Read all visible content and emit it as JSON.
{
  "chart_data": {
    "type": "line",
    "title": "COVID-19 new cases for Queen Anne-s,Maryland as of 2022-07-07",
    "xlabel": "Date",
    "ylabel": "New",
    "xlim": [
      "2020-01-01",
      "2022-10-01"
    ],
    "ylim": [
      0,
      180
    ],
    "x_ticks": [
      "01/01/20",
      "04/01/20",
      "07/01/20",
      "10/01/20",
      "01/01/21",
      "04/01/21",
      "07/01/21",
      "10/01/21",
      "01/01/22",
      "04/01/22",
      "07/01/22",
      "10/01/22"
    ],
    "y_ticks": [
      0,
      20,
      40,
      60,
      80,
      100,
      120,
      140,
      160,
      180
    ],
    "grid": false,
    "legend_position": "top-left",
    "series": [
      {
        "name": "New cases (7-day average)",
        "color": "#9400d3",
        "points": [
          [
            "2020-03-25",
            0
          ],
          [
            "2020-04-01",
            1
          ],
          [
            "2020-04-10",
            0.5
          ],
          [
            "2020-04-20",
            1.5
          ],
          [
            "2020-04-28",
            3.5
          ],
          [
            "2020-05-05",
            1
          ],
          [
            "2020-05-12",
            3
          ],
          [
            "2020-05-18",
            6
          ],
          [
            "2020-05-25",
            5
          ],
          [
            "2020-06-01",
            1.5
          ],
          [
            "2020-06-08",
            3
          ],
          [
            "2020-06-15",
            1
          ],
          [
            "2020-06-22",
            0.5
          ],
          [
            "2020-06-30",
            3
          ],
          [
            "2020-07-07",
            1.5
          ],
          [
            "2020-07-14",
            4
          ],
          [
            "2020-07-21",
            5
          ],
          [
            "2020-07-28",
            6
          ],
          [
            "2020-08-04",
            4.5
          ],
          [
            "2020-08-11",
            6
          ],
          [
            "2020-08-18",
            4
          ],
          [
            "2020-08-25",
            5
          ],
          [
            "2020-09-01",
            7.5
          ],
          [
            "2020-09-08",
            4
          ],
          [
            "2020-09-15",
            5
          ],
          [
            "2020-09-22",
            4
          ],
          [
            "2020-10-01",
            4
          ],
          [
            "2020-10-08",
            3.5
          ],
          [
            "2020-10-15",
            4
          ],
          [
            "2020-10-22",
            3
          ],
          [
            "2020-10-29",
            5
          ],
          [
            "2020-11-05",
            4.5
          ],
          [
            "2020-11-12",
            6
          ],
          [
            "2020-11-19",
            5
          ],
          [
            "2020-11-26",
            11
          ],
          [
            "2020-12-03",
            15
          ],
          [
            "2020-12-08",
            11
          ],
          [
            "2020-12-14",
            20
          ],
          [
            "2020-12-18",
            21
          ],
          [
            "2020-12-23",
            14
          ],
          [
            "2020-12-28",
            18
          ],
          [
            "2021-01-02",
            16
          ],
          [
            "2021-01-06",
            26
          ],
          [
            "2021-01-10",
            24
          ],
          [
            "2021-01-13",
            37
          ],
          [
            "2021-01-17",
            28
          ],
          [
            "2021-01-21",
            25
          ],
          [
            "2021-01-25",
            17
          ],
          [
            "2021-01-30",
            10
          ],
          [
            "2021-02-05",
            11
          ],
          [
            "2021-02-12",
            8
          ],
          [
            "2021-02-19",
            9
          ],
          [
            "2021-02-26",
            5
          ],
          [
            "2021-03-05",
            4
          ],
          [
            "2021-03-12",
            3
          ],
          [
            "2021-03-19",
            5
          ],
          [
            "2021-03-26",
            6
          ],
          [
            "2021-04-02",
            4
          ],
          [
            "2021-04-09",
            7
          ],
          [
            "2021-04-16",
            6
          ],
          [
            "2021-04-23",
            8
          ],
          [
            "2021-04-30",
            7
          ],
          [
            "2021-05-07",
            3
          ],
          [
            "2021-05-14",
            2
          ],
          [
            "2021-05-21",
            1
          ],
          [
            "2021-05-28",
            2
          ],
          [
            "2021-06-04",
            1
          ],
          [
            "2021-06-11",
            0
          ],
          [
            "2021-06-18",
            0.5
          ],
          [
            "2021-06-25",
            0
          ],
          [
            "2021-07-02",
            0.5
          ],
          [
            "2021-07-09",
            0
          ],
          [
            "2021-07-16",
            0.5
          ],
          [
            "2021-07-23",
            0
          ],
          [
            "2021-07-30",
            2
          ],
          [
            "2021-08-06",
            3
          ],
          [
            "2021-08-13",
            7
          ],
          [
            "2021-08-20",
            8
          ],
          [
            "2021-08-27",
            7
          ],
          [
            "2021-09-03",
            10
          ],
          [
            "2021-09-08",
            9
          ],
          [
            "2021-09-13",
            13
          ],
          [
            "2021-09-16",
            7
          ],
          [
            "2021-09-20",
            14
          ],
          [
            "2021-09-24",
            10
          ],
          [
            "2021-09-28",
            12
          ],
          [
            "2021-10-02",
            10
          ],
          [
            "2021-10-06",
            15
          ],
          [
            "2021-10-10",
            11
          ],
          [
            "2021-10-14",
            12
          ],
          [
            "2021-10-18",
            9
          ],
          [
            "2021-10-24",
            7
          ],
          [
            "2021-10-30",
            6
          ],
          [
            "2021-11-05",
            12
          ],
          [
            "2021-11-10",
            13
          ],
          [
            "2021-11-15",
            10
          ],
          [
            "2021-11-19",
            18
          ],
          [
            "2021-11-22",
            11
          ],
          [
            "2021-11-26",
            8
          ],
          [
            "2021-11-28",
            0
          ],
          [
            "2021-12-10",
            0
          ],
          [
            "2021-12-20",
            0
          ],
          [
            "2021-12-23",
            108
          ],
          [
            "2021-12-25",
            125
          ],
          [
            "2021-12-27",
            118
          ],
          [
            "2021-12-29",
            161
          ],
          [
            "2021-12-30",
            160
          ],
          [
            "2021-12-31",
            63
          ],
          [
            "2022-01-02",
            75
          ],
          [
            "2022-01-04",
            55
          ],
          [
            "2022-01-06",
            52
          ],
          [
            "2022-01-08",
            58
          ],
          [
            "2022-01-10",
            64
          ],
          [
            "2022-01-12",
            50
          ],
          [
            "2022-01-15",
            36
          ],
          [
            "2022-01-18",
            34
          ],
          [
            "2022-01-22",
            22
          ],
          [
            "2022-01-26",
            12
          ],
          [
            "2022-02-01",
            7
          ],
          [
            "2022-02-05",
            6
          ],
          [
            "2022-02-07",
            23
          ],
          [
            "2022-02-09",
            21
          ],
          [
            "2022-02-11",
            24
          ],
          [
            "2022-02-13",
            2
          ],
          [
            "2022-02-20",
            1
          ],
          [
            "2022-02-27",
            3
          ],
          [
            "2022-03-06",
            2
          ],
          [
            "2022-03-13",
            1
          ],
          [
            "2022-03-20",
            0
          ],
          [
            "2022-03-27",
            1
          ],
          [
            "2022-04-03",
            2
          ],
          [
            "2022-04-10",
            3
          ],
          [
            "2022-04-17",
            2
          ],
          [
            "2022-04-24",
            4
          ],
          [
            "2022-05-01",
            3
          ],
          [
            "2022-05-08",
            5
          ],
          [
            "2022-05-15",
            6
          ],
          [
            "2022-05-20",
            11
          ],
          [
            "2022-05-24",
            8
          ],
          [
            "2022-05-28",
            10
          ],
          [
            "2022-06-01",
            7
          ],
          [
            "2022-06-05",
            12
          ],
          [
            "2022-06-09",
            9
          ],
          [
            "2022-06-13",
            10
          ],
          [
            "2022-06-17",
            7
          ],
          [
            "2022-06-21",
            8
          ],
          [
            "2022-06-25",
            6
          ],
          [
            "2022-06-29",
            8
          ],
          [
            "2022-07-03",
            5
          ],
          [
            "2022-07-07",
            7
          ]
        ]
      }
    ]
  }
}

Written request: Check each line of the records for "cases" and copy the ones that contain it.

Output for this exercise:
    "title": "COVID-19 new cases for Queen Anne-s,Maryland as of 2022-07-07",
        "name": "New cases (7-day average)",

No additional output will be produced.